Figure record extracts =>
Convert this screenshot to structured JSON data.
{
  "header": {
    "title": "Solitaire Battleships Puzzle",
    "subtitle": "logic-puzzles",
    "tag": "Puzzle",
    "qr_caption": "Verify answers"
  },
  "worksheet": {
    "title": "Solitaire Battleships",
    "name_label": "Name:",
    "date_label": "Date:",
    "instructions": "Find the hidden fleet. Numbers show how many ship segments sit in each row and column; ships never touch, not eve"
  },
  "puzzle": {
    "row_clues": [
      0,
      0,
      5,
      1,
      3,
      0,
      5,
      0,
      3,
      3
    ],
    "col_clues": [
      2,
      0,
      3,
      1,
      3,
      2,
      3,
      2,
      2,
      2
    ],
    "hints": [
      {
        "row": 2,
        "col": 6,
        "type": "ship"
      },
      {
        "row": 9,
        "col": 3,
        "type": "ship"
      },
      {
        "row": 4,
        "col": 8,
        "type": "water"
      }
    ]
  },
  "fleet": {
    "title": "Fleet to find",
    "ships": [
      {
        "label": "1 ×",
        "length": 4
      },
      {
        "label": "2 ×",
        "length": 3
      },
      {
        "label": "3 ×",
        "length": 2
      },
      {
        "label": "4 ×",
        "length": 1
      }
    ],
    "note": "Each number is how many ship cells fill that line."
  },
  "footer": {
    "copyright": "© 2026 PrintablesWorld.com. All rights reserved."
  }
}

About this exercise => Print the entries once more, character for character.

Task answer =>
Convert this screenshot to structured JSON data.
{
  "header": {
    "title": "Solitaire Battleships Puzzle",
    "subtitle": "logic-puzzles",
    "tag": "Puzzle",
    "qr_caption": "Verify answers"
  },
  "worksheet": {
    "title": "Solitaire Battleships",
    "name_label": "Name:",
    "date_label": "Date:",
    "instructions": "Find the hidden fleet. Numbers show how many ship segments sit in each row and column; ships never touch, not eve"
  },
  "puzzle": {
    "row_clues": [
      0,
      0,
      5,
      1,
      3,
      0,
      5,
      0,
      3,
      3
    ],
    "col_clues": [
      2,
      0,
      3,
      1,
      3,
      2,
      3,
      2,
      2,
      2
    ],
    "hints": [
      {
        "row": 2,
        "col": 6,
        "type": "ship"
      },
      {
        "row": 9,
        "col": 3,
        "type": "ship"
      },
      {
        "row": 4,
        "col": 8,
        "type": "water"
      }
    ]
  },
  "fleet": {
    "title": "Fleet to find",
    "ships": [
      {
        "label": "1 ×",
        "length": 4
      },
      {
        "label": "2 ×",
        "length": 3
      },
      {
        "label": "3 ×",
        "length": 2
      },
      {
        "label": "4 ×",
        "length": 1
      }
    ],
    "note": "Each number is how many ship cells fill that line."
  },
  "footer": {
    "copyright": "© 2026 PrintablesWorld.com. All rights reserved."
  }
}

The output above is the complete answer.